#### [Exercise aim]
Comb the records below for the string "source" and copy each line where it turns up.

#### [Data entries]

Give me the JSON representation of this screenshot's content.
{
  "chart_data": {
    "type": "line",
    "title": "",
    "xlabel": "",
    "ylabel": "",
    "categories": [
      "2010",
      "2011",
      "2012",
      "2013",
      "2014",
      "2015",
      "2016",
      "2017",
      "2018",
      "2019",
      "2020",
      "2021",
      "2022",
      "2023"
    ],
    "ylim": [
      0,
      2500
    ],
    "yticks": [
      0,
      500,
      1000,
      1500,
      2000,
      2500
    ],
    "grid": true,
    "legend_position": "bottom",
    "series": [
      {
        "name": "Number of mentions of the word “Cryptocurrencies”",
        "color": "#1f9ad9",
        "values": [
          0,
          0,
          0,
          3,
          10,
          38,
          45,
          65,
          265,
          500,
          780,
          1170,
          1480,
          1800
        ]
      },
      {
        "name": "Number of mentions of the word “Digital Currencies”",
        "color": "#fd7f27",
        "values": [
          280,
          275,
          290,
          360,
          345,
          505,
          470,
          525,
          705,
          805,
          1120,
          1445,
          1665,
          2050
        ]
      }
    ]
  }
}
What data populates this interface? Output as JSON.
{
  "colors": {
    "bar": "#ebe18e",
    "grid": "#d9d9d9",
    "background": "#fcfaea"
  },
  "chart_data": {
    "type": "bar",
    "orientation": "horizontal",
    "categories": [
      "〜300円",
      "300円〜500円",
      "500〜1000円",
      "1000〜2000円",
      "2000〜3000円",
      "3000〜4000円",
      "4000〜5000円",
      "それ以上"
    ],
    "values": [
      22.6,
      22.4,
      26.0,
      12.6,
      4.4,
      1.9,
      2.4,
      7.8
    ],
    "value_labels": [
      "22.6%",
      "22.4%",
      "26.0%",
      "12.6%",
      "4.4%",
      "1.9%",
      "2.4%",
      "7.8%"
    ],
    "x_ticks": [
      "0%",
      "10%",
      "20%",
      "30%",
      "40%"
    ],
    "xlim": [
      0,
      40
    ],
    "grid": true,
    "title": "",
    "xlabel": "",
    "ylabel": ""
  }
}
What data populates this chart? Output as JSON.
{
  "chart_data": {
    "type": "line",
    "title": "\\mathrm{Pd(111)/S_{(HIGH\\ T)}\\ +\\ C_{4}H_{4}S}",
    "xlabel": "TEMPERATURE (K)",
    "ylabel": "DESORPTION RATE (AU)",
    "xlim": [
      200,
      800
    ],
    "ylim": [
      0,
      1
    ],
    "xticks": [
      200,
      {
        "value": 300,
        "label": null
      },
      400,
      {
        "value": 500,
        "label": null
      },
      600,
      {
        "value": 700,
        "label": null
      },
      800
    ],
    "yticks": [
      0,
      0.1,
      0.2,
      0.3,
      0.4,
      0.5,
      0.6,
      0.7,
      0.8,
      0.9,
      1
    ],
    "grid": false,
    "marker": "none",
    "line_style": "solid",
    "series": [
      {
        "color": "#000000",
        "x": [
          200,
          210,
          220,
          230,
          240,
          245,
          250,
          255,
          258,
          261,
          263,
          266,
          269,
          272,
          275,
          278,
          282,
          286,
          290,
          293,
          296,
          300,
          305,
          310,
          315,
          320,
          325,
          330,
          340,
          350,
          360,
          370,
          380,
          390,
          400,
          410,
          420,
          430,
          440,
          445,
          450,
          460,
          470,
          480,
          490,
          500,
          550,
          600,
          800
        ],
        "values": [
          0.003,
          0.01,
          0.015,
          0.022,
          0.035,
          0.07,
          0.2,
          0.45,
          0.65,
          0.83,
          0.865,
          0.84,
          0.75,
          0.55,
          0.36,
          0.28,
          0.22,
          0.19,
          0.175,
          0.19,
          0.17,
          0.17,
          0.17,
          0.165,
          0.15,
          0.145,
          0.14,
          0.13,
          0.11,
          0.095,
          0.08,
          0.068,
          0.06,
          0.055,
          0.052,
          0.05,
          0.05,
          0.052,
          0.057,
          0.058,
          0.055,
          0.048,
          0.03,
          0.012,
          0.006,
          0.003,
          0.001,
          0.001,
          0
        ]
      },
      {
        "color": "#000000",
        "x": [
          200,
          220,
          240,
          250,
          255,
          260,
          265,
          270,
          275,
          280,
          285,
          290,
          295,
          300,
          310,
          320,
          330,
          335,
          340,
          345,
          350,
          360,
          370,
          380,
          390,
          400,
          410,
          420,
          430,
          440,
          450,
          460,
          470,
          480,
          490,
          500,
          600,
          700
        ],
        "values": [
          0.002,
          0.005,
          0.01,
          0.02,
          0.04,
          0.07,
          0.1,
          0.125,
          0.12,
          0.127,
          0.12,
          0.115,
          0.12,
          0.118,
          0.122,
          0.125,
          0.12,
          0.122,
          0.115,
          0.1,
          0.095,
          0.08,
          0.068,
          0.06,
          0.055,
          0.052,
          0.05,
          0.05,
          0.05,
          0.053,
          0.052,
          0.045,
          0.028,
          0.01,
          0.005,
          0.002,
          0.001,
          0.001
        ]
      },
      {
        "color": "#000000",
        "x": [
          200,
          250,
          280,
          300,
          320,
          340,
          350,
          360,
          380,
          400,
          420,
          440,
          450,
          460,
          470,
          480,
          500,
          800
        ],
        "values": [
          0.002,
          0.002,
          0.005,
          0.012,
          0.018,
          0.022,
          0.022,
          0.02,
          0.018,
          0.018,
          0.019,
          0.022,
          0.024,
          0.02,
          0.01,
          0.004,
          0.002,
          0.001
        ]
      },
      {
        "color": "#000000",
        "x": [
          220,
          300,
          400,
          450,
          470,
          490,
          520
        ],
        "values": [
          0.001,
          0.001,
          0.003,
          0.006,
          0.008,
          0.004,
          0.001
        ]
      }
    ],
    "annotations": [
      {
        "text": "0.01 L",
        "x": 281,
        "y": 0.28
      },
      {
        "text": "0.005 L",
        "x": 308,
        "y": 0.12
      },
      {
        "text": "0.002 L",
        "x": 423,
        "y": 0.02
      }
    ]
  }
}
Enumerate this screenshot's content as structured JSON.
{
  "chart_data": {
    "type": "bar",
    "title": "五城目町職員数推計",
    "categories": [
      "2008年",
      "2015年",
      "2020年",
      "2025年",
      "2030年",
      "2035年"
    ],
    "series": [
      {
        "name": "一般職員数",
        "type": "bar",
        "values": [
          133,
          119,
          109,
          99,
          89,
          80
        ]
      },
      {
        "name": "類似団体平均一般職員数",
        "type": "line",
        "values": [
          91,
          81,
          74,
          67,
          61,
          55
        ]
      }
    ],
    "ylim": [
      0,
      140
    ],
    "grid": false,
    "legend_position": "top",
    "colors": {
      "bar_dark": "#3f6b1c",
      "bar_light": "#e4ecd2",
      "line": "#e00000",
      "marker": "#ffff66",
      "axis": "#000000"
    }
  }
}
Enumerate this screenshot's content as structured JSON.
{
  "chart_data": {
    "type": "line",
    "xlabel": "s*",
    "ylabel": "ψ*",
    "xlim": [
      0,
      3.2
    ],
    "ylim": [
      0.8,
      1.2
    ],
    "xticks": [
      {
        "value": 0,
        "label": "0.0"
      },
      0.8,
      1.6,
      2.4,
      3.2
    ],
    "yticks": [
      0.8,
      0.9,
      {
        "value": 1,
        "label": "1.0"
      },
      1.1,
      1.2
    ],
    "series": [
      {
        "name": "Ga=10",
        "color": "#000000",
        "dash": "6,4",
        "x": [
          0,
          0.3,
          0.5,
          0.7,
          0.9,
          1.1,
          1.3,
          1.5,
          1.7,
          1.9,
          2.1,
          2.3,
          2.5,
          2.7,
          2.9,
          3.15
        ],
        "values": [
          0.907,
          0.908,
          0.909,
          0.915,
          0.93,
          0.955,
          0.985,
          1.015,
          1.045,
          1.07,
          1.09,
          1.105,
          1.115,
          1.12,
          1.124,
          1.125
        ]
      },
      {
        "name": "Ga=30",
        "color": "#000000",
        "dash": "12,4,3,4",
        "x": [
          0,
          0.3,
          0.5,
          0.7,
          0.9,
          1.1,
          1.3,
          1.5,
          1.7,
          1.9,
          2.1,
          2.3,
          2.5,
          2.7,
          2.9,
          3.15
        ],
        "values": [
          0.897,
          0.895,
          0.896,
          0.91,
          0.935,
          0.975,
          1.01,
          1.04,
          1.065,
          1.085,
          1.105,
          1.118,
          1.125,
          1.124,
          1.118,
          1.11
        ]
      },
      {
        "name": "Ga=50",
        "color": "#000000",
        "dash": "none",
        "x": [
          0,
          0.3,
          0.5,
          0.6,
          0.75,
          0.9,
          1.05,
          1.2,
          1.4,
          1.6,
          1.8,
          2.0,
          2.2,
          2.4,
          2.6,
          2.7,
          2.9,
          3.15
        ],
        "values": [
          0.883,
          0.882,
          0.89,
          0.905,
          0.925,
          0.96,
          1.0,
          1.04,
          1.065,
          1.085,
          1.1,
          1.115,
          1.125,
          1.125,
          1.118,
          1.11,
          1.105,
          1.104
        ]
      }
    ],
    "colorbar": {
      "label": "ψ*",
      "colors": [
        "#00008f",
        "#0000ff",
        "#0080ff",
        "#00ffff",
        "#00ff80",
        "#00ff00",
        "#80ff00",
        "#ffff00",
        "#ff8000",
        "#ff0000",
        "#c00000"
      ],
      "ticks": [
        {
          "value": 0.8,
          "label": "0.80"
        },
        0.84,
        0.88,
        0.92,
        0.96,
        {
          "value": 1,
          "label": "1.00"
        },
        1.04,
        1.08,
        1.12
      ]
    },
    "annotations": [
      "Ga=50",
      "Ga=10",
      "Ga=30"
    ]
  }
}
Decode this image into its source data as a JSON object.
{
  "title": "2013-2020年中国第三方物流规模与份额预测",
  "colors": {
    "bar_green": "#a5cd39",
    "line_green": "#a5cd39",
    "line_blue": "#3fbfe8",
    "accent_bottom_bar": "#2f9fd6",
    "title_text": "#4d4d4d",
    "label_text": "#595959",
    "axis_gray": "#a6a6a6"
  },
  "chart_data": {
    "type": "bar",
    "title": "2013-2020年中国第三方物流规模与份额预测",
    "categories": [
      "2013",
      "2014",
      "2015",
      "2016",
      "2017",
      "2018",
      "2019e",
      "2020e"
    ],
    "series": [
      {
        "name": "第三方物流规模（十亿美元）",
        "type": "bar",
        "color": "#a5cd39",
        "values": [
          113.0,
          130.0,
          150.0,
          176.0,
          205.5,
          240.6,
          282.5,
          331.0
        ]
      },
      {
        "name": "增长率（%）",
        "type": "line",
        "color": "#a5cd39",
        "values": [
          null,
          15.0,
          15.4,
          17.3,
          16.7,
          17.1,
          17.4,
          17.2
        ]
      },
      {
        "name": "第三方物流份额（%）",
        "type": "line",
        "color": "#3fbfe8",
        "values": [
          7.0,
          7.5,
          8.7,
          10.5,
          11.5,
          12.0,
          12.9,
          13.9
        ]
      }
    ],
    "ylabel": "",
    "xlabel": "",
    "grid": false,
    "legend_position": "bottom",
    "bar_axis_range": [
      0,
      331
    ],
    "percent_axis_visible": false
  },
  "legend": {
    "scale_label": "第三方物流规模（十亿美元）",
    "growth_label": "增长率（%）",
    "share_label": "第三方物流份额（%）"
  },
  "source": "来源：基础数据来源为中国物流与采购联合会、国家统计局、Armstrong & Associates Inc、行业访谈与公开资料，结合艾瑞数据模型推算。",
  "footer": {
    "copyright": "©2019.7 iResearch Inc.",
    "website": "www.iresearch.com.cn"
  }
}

#### [Worked answer]
Decode this image into its source data as a JSON object.
  "source": "来源：基础数据来源为中国物流与采购联合会、国家统计局、Armstrong & Associates Inc、行业访谈与公开资料，结合艾瑞数据模型推算。",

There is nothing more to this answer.